§ What to produce: How many lines of the data below contain the string "space", matching case exactly? Reply with the number alone.

(Layout dataset entries)
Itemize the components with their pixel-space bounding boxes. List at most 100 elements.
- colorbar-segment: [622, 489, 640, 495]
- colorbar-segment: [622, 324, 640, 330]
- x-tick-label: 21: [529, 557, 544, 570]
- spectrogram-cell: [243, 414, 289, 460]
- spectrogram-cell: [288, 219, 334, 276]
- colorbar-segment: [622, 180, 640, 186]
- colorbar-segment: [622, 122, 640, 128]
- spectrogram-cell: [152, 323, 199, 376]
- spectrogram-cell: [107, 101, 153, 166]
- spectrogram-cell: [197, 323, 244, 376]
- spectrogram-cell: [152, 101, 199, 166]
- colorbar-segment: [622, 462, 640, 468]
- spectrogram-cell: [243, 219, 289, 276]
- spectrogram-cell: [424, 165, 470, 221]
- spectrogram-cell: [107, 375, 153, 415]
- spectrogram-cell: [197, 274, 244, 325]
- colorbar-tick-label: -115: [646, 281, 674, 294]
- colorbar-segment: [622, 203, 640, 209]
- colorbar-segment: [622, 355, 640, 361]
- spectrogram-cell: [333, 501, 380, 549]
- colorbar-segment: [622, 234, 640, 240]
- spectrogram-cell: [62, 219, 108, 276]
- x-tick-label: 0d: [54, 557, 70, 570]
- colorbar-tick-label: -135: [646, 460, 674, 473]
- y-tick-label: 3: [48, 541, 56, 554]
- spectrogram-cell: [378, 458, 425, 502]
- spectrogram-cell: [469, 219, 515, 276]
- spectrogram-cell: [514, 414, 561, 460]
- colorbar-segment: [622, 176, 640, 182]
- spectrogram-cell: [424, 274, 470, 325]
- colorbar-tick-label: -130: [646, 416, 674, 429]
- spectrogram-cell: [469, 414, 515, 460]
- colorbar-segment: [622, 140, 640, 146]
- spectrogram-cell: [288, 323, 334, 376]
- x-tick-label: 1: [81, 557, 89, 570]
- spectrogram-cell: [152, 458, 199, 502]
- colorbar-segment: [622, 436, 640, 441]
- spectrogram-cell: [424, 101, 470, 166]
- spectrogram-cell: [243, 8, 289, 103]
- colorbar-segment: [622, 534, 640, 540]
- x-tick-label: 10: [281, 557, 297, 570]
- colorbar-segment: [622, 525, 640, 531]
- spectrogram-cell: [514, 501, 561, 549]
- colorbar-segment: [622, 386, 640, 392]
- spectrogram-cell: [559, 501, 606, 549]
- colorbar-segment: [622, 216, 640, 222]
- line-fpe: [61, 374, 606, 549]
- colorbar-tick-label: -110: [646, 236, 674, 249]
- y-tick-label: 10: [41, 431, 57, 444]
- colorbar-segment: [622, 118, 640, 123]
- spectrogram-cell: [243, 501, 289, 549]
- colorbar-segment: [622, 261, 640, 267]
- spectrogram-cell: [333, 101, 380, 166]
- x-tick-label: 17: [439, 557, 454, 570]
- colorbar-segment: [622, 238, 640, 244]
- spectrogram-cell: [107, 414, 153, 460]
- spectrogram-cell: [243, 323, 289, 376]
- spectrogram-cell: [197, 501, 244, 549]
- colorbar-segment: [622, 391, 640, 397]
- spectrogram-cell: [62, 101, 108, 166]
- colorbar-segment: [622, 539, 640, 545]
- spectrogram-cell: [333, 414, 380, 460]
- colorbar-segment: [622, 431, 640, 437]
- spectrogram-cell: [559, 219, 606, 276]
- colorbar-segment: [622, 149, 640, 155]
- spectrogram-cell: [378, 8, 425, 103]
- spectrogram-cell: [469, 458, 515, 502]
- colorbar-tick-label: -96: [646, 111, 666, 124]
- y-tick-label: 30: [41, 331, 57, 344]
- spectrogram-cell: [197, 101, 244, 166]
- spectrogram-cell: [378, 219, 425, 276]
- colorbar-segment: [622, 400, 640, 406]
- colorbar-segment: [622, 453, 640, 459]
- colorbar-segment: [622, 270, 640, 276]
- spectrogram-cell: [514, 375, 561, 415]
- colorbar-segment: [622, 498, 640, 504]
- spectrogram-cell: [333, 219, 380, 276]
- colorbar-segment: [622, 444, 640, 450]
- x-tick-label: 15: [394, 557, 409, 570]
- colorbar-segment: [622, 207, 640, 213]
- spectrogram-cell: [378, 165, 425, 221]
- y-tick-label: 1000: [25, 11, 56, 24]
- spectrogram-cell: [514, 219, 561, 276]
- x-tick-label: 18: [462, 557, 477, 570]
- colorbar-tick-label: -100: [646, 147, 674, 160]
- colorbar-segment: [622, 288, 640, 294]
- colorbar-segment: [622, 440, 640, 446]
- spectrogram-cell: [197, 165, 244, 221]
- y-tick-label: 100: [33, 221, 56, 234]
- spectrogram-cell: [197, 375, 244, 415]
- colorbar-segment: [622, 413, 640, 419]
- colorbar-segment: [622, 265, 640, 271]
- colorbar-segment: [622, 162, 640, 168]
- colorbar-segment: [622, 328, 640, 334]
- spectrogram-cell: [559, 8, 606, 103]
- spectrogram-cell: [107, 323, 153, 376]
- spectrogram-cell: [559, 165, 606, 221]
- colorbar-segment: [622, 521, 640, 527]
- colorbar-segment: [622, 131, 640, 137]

§ Exercise response: 1